# [Objective]
From the entries below, copy every line holding the word "Estate".

Figure data in JSON
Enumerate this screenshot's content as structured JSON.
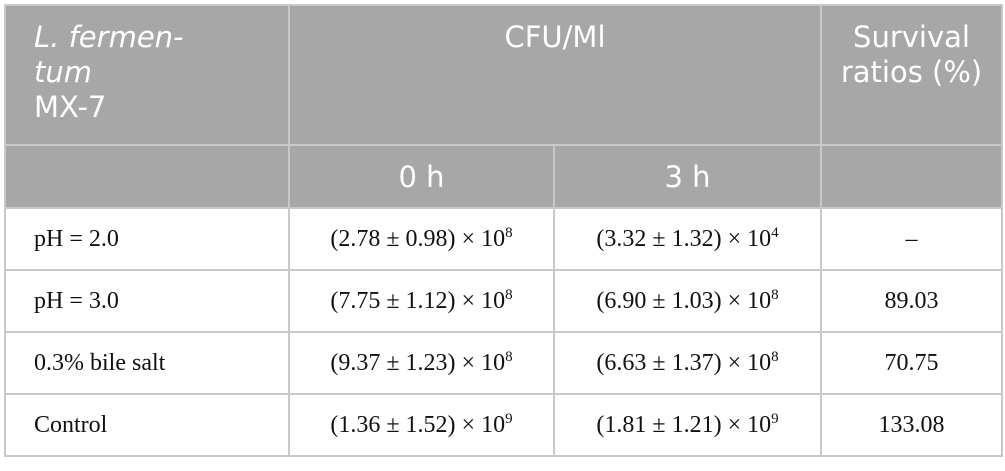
{
  "table": {
    "header": {
      "species_lines": [
        "L. fermen-",
        "tum"
      ],
      "strain": "MX-7",
      "group": "CFU/Ml",
      "survival": "Survival ratios (%)",
      "sub": [
        "0 h",
        "3 h"
      ]
    },
    "rows": [
      {
        "label": "pH = 2.0",
        "h0": {
          "base": "(2.78 ± 0.98) × 10",
          "exp": "8"
        },
        "h3": {
          "base": "(3.32 ± 1.32) × 10",
          "exp": "4"
        },
        "ratio": "–"
      },
      {
        "label": "pH = 3.0",
        "h0": {
          "base": "(7.75 ± 1.12) × 10",
          "exp": "8"
        },
        "h3": {
          "base": "(6.90 ± 1.03) × 10",
          "exp": "8"
        },
        "ratio": "89.03"
      },
      {
        "label": "0.3% bile salt",
        "h0": {
          "base": "(9.37 ± 1.23) × 10",
          "exp": "8"
        },
        "h3": {
          "base": "(6.63 ± 1.37) × 10",
          "exp": "8"
        },
        "ratio": "70.75"
      },
      {
        "label": "Control",
        "h0": {
          "base": "(1.36 ± 1.52) × 10",
          "exp": "9"
        },
        "h3": {
          "base": "(1.81 ± 1.21) × 10",
          "exp": "9"
        },
        "ratio": "133.08"
      }
    ]
  }
}
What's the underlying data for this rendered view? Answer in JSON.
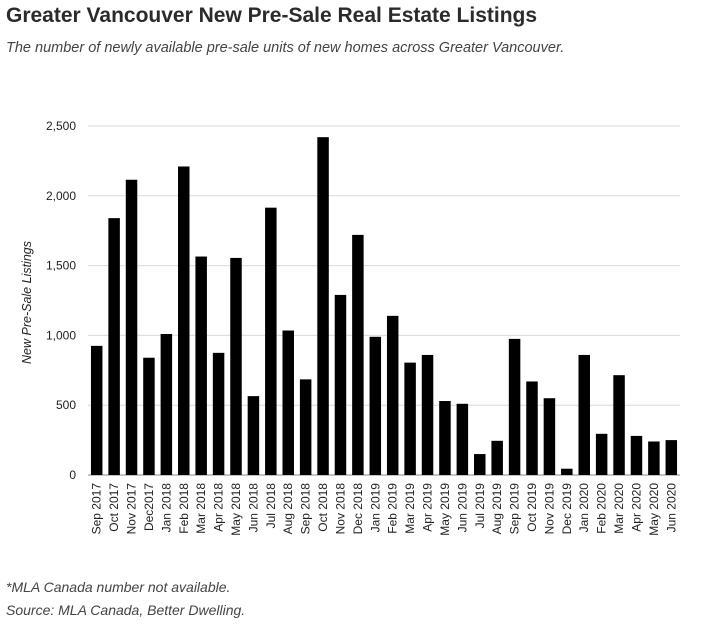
{
  "title": "Greater Vancouver New Pre-Sale Real Estate Listings",
  "subtitle": "The number of newly available pre-sale units of new homes across Greater Vancouver.",
  "footnotes": {
    "note": "*MLA Canada number not available.",
    "source": "Source: MLA Canada, Better Dwelling."
  },
  "colors": {
    "bar": "#000000",
    "grid": "#d9d9d9",
    "axis": "#888888"
  },
  "chart_data": {
    "type": "bar",
    "title": "Greater Vancouver New Pre-Sale Real Estate Listings",
    "xlabel": "",
    "ylabel": "New Pre-Sale Listings",
    "ylim": [
      0,
      2500
    ],
    "yticks": [
      0,
      500,
      1000,
      1500,
      2000,
      2500
    ],
    "ytick_labels": [
      "0",
      "500",
      "1,000",
      "1,500",
      "2,000",
      "2,500"
    ],
    "grid": true,
    "legend": "none",
    "categories": [
      "Sep 2017",
      "Oct 2017",
      "Nov 2017",
      "Dec2017",
      "Jan 2018",
      "Feb 2018",
      "Mar 2018",
      "Apr 2018",
      "May 2018",
      "Jun 2018",
      "Jul 2018",
      "Aug 2018",
      "Sep 2018",
      "Oct 2018",
      "Nov 2018",
      "Dec 2018",
      "Jan 2019",
      "Feb 2019",
      "Mar 2019",
      "Apr 2019",
      "May 2019",
      "Jun 2019",
      "Jul 2019",
      "Aug 2019",
      "Sep 2019",
      "Oct 2019",
      "Nov 2019",
      "Dec 2019",
      "Jan 2020",
      "Feb 2020",
      "Mar 2020",
      "Apr 2020",
      "May 2020",
      "Jun 2020"
    ],
    "values": [
      925,
      1840,
      2115,
      840,
      1010,
      2210,
      1565,
      875,
      1555,
      565,
      1915,
      1035,
      685,
      2420,
      1290,
      1720,
      990,
      1140,
      805,
      860,
      530,
      510,
      150,
      245,
      975,
      670,
      550,
      45,
      860,
      295,
      715,
      280,
      240,
      250
    ]
  }
}
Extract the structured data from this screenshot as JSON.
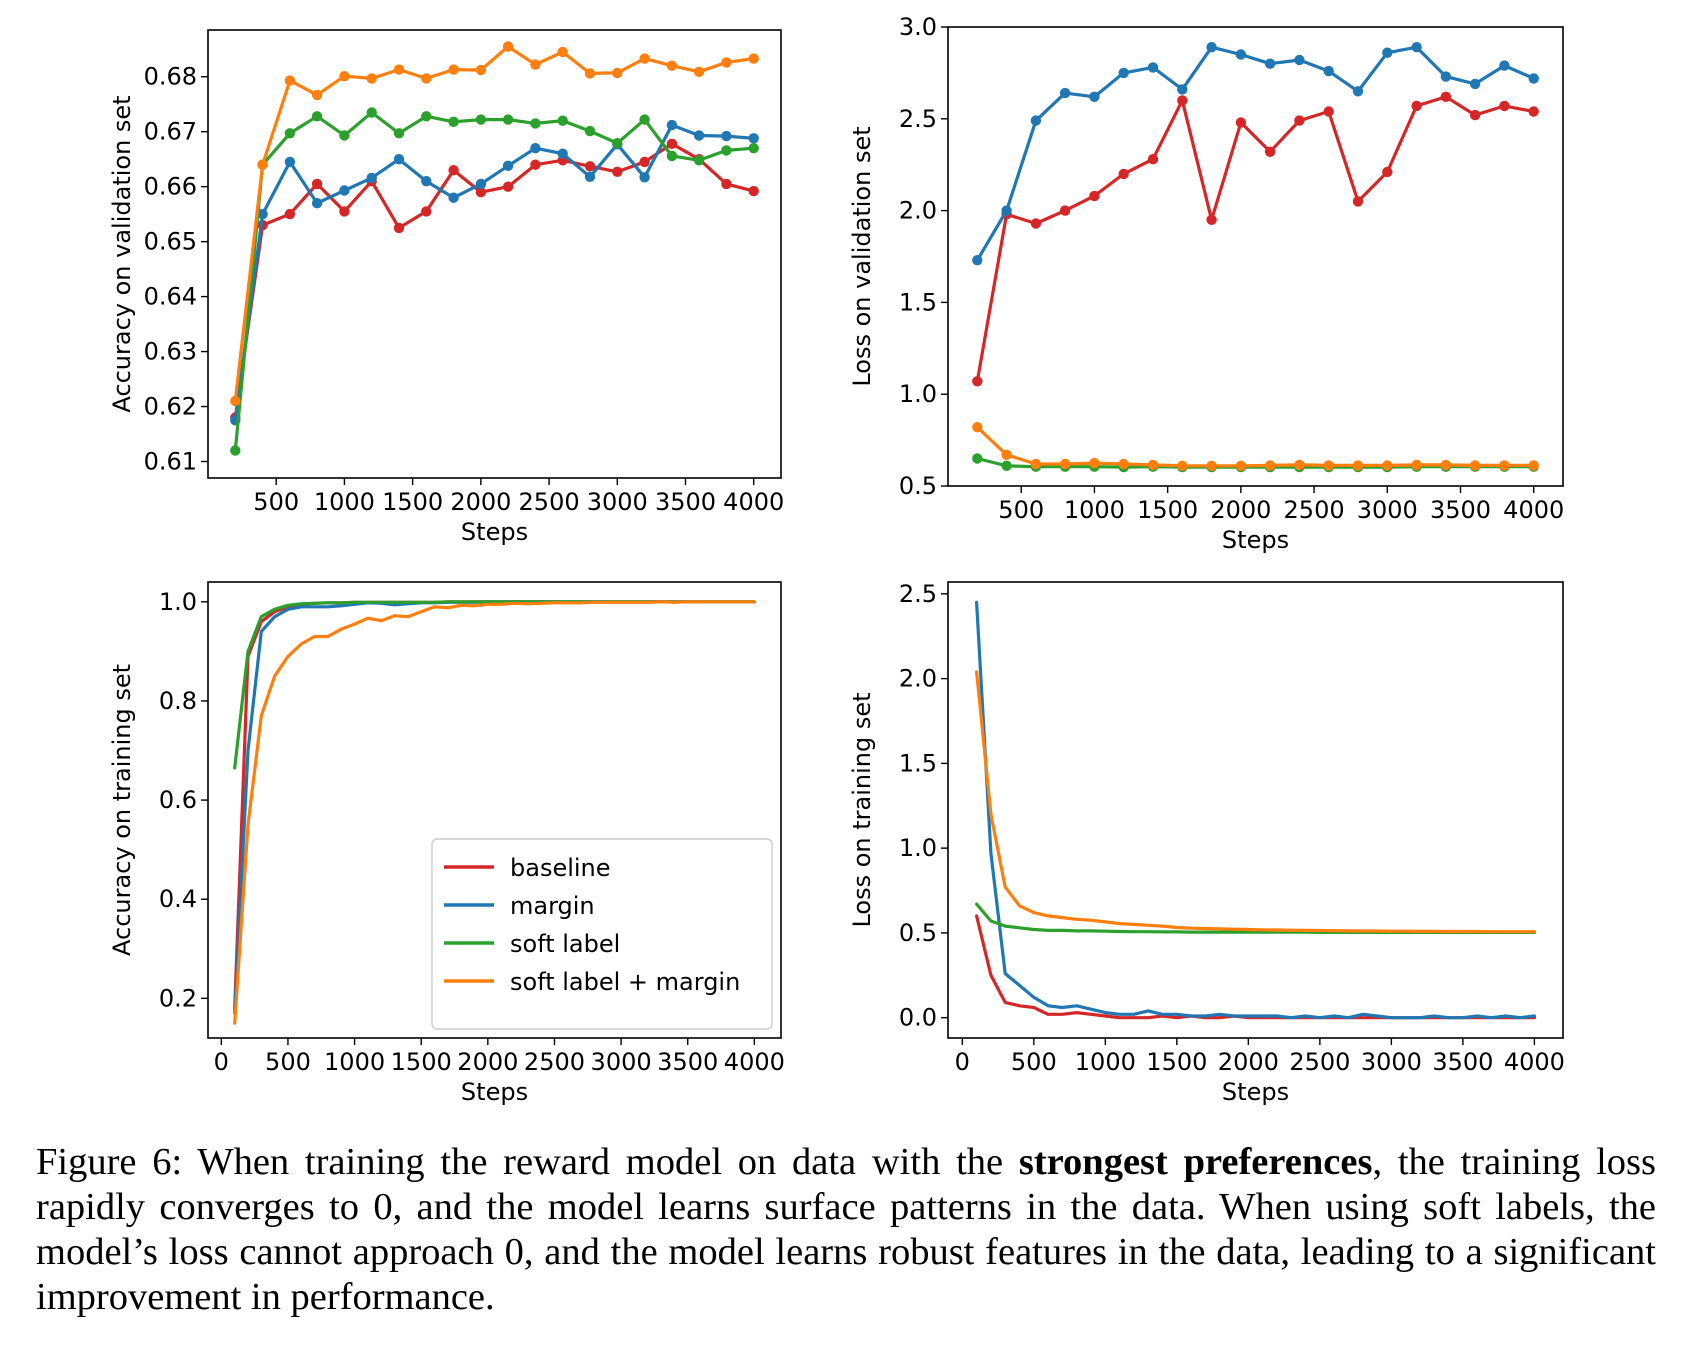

# [Answer]
  "title": "Greater Vancouver New Pre-Sale Real Estate Listings",
    "title": "Greater Vancouver New Pre-Sale Real Estate Listings",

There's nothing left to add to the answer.